**What this task involves**
Tally the lines below that contain "Model". The number is the whole answer.

Data listing:
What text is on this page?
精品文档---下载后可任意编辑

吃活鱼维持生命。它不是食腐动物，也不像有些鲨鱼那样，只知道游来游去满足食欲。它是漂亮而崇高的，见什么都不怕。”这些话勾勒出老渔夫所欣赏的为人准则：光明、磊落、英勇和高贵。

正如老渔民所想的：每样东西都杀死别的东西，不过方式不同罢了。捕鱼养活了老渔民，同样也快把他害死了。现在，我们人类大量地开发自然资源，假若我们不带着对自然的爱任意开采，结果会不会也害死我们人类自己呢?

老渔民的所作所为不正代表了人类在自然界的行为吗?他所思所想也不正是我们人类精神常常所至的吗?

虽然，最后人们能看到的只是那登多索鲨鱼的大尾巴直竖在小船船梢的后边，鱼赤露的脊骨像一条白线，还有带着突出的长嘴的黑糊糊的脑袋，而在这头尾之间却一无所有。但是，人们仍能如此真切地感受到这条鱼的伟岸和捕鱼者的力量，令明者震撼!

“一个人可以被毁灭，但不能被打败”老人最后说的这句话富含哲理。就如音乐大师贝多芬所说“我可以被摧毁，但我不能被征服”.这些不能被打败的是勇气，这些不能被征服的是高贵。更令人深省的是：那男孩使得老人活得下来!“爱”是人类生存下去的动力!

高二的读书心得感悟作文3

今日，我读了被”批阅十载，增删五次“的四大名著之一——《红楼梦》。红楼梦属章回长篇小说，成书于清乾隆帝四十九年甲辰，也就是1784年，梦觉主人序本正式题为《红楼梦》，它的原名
==
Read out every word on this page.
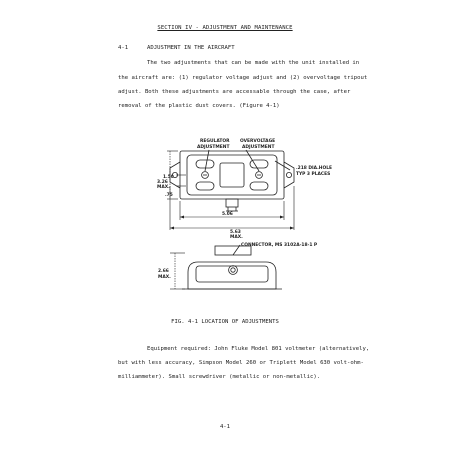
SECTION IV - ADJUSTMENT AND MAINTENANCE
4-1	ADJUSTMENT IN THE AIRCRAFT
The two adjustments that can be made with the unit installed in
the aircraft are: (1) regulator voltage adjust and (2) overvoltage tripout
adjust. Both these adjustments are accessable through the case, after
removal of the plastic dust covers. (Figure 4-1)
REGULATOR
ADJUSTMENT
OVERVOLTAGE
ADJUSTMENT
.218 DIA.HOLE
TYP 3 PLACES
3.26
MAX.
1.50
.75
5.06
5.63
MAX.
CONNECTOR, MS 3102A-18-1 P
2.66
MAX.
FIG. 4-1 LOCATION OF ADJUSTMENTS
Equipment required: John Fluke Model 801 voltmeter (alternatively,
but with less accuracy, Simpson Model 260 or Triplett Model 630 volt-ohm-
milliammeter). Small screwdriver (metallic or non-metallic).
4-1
...
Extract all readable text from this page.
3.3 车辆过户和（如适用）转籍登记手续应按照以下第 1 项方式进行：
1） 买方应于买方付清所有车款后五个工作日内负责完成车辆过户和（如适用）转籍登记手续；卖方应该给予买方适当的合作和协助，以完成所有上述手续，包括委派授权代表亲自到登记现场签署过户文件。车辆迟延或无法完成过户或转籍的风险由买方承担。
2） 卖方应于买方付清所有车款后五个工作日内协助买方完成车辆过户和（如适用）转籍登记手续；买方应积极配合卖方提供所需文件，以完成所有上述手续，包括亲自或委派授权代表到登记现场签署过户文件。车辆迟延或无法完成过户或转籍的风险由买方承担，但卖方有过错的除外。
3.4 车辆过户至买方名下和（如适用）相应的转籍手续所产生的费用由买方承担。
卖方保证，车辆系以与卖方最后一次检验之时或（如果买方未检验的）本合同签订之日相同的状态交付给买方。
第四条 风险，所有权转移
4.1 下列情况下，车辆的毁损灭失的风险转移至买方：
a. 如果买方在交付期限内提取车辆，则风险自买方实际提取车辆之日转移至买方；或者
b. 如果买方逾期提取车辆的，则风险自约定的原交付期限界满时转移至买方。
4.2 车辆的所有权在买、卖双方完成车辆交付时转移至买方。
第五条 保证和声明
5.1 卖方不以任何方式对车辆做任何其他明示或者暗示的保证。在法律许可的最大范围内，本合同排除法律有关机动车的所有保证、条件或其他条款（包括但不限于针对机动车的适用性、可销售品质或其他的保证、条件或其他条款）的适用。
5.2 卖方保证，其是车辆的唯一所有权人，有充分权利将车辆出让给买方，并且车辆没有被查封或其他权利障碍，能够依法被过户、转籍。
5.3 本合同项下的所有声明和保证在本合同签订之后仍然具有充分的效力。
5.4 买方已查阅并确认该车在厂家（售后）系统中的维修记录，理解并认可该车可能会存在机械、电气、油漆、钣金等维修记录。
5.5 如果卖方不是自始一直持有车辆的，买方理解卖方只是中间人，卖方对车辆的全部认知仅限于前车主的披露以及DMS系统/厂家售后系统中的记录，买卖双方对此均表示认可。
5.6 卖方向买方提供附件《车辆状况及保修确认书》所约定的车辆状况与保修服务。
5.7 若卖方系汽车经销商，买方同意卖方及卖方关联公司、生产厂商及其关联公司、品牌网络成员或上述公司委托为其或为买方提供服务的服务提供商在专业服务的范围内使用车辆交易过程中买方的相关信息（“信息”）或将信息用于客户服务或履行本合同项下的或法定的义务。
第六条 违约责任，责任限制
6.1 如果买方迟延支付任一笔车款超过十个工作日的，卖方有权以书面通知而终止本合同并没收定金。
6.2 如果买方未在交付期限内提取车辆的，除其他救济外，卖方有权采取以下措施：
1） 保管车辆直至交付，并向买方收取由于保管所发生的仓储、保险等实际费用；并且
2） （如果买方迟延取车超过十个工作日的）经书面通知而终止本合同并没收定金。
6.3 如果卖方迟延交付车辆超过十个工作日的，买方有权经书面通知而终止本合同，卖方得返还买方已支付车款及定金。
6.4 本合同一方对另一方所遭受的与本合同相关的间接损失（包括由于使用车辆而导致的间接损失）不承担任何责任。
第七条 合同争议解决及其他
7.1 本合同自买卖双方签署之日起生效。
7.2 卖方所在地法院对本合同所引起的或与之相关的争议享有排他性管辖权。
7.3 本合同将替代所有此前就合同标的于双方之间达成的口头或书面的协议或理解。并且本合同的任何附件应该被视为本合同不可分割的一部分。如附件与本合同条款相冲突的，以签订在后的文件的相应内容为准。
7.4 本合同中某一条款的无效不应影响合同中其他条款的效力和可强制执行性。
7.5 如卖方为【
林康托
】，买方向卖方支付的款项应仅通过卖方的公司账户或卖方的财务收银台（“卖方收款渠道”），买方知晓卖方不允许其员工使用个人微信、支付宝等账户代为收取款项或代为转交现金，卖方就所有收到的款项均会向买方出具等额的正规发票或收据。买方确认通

**Complete response**
2